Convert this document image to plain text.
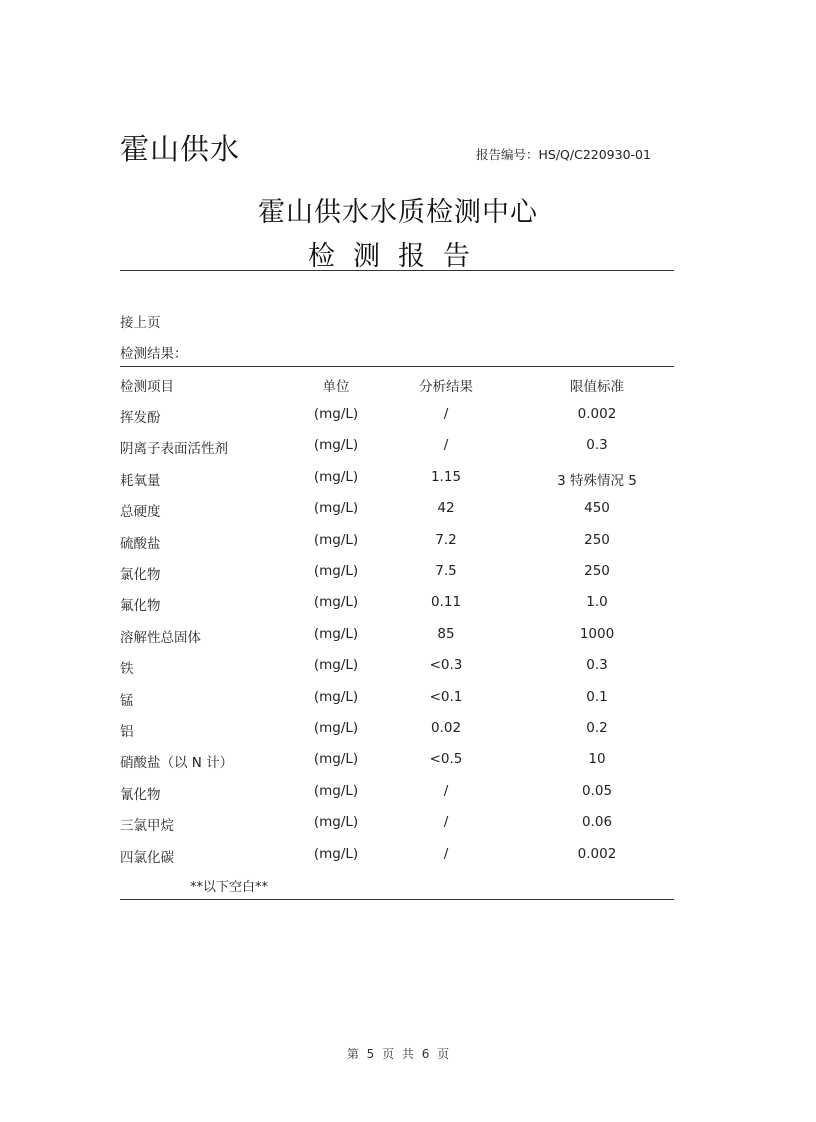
霍山供水	报告编号：HS/Q/C220930-01
霍山供水水质检测中心
检测报告
接上页
检测结果：
检测项目	单位	分析结果	限值标准
挥发酚	(mg/L)	/	0.002
阴离子表面活性剂	(mg/L)	/	0.3
耗氧量	(mg/L)	1.15	3 特殊情况 5
总硬度	(mg/L)	42	450
硫酸盐	(mg/L)	7.2	250
氯化物	(mg/L)	7.5	250
氟化物	(mg/L)	0.11	1.0
溶解性总固体	(mg/L)	85	1000
铁	(mg/L)	<0.3	0.3
锰	(mg/L)	<0.1	0.1
铝	(mg/L)	0.02	0.2
硝酸盐（以 N 计）	(mg/L)	<0.5	10
氰化物	(mg/L)	/	0.05
三氯甲烷	(mg/L)	/	0.06
四氯化碳	(mg/L)	/	0.002
**以下空白**
第 5 页 共 6 页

────────

## What this task involves
Make an exact copy of the listing above. Do not include the pictures.

## Task result
Convert this document image to plain text.
霍山供水	报告编号：HS/Q/C220930-01
霍山供水水质检测中心
检测报告
接上页
检测结果：
检测项目	单位	分析结果	限值标准
挥发酚	(mg/L)	/	0.002
阴离子表面活性剂	(mg/L)	/	0.3
耗氧量	(mg/L)	1.15	3 特殊情况 5
总硬度	(mg/L)	42	450
硫酸盐	(mg/L)	7.2	250
氯化物	(mg/L)	7.5	250
氟化物	(mg/L)	0.11	1.0
溶解性总固体	(mg/L)	85	1000
铁	(mg/L)	<0.3	0.3
锰	(mg/L)	<0.1	0.1
铝	(mg/L)	0.02	0.2
硝酸盐（以 N 计）	(mg/L)	<0.5	10
氰化物	(mg/L)	/	0.05
三氯甲烷	(mg/L)	/	0.06
四氯化碳	(mg/L)	/	0.002
**以下空白**
第 5 页 共 6 页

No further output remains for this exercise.